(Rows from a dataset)
---+---

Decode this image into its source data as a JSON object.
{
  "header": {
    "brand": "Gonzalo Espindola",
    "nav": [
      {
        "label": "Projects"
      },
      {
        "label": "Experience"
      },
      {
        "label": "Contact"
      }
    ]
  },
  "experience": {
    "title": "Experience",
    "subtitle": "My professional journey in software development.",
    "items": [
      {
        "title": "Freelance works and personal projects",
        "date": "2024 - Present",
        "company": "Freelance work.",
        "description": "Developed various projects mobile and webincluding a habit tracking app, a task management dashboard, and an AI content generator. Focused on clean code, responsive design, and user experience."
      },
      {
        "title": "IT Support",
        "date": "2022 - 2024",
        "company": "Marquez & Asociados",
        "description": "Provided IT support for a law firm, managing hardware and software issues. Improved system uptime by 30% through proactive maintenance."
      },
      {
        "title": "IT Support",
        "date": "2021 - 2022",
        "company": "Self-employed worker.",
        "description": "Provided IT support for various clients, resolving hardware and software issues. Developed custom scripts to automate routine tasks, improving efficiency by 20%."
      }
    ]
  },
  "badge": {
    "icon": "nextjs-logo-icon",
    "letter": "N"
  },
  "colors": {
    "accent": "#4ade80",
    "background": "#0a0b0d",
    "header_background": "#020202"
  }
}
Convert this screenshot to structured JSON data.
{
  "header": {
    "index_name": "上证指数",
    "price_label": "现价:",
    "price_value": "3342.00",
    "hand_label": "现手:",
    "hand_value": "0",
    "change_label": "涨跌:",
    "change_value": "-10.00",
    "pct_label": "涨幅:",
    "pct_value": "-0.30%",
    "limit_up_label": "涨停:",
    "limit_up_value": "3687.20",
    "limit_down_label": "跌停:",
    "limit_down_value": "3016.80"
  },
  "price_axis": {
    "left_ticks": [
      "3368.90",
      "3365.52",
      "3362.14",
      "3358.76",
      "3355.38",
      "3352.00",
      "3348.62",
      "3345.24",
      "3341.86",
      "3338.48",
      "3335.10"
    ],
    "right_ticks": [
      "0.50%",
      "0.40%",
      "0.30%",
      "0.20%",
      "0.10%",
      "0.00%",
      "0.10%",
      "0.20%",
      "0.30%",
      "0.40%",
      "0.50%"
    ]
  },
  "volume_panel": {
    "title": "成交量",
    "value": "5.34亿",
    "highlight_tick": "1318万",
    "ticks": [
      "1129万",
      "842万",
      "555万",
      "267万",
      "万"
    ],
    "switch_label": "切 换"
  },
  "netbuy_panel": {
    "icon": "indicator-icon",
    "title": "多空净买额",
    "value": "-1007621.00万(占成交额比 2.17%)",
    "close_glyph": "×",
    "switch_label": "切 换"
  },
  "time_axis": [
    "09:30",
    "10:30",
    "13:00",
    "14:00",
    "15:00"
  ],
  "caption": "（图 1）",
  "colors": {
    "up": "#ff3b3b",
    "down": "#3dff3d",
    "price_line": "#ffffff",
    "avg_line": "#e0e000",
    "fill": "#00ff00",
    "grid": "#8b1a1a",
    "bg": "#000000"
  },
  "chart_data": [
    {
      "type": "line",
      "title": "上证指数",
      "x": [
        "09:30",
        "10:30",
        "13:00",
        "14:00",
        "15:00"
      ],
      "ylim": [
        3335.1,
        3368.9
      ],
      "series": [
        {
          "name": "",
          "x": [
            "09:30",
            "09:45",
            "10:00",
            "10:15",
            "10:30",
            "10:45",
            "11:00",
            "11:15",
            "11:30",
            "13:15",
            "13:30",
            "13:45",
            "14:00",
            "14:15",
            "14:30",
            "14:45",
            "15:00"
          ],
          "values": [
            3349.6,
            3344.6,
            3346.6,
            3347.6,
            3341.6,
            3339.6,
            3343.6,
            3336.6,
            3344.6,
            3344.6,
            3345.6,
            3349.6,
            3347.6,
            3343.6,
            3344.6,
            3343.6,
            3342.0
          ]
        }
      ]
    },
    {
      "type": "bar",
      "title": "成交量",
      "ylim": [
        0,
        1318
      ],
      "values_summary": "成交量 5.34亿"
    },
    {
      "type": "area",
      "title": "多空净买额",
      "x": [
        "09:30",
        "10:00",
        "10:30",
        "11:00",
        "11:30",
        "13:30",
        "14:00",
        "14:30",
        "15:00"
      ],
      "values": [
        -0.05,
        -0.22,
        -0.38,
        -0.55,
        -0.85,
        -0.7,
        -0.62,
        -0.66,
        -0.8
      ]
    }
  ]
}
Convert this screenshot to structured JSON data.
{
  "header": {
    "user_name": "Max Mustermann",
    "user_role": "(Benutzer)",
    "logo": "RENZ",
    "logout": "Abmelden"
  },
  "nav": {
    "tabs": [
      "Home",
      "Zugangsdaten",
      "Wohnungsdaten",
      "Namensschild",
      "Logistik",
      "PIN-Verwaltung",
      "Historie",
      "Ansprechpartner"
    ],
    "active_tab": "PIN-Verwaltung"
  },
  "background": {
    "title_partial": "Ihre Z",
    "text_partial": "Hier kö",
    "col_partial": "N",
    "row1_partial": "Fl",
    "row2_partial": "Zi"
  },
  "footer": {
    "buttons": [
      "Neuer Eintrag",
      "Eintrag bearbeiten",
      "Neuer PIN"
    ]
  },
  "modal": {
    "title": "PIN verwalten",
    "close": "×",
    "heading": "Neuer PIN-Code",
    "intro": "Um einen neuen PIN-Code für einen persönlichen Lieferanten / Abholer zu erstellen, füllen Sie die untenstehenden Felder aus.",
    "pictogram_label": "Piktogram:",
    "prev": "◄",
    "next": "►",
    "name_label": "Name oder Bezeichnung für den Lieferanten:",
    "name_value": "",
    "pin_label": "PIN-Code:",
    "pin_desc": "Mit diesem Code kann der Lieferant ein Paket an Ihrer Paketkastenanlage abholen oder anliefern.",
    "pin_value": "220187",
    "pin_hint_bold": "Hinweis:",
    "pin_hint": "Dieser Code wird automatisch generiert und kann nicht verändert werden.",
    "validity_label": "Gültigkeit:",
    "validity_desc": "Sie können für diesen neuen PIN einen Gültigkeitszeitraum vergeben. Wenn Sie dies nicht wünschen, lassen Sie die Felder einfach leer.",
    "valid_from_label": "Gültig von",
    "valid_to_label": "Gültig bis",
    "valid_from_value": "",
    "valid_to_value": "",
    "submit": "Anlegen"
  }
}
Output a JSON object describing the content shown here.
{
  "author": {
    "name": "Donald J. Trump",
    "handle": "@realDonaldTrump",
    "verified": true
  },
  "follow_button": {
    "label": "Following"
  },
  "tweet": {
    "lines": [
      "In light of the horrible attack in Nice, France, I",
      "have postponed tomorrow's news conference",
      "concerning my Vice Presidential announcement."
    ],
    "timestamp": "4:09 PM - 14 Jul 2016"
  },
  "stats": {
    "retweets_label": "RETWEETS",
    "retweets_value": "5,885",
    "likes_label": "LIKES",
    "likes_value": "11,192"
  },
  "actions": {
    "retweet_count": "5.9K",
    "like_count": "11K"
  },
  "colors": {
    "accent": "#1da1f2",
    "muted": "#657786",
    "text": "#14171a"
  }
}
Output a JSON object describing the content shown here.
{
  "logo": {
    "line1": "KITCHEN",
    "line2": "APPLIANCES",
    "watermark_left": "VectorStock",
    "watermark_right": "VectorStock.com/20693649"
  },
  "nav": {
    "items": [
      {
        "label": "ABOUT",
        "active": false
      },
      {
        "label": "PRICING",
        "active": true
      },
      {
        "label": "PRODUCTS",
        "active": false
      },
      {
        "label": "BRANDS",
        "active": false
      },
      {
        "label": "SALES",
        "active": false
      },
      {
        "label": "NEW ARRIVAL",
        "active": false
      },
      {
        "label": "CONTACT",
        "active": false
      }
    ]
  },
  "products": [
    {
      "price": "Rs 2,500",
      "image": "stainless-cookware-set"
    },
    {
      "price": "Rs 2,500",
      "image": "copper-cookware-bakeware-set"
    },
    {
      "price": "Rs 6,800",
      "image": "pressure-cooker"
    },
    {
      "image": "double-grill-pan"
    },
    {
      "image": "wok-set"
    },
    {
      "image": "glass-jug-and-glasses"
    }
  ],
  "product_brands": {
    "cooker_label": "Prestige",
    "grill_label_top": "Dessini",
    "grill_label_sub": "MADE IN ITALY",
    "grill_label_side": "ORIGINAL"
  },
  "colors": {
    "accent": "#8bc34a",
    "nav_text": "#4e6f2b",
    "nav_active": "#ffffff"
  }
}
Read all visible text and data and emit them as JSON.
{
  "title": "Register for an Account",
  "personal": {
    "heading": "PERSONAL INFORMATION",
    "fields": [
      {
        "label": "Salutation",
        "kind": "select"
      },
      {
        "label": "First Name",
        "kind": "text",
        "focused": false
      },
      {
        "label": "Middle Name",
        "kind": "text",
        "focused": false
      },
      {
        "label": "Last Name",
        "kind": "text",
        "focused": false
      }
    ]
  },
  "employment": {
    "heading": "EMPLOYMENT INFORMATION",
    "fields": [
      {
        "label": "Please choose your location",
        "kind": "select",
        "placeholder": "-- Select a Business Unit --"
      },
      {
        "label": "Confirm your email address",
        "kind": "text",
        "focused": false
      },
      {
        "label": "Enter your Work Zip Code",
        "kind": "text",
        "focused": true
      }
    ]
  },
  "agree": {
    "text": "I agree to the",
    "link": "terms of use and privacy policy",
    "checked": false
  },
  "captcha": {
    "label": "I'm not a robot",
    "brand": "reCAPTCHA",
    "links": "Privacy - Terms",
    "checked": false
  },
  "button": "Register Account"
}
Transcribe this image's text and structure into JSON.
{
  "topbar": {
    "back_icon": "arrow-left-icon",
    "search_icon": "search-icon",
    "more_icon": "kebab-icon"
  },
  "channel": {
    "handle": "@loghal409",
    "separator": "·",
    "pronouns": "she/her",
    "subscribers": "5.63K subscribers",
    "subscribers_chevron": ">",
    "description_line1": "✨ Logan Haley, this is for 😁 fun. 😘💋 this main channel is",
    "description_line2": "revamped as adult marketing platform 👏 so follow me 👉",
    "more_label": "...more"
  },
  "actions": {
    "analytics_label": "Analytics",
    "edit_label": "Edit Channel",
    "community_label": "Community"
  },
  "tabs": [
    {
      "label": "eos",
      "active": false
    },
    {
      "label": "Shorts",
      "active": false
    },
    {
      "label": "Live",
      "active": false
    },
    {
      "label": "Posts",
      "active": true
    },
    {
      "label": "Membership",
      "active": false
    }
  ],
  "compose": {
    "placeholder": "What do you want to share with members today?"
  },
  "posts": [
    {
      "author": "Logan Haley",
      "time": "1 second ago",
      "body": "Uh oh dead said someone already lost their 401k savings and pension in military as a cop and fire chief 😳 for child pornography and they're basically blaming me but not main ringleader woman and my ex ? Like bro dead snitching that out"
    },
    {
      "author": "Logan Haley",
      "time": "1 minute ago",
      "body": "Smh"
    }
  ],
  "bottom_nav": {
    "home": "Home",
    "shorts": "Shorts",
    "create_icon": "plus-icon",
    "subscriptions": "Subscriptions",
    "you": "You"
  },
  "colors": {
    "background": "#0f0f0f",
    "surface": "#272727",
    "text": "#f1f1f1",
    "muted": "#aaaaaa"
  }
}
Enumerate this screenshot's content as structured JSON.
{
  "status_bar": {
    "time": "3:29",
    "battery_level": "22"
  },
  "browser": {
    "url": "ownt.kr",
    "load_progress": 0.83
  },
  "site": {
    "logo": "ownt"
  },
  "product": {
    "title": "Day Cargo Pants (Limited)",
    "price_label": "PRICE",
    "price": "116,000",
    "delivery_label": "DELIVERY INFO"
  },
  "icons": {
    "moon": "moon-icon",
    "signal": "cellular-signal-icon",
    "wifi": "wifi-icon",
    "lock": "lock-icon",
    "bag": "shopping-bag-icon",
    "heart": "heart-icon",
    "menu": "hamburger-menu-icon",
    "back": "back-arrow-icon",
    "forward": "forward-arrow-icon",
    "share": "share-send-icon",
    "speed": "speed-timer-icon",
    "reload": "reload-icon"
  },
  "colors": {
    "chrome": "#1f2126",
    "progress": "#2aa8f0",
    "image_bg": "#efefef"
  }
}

---+---

TASK INSTRUCTIONS:
Copy out each line of the listing that holds "placeholder".

FINISHED ANSWER:
        "placeholder": "-- Select a Business Unit --"
    "placeholder": "What do you want to share with members today?"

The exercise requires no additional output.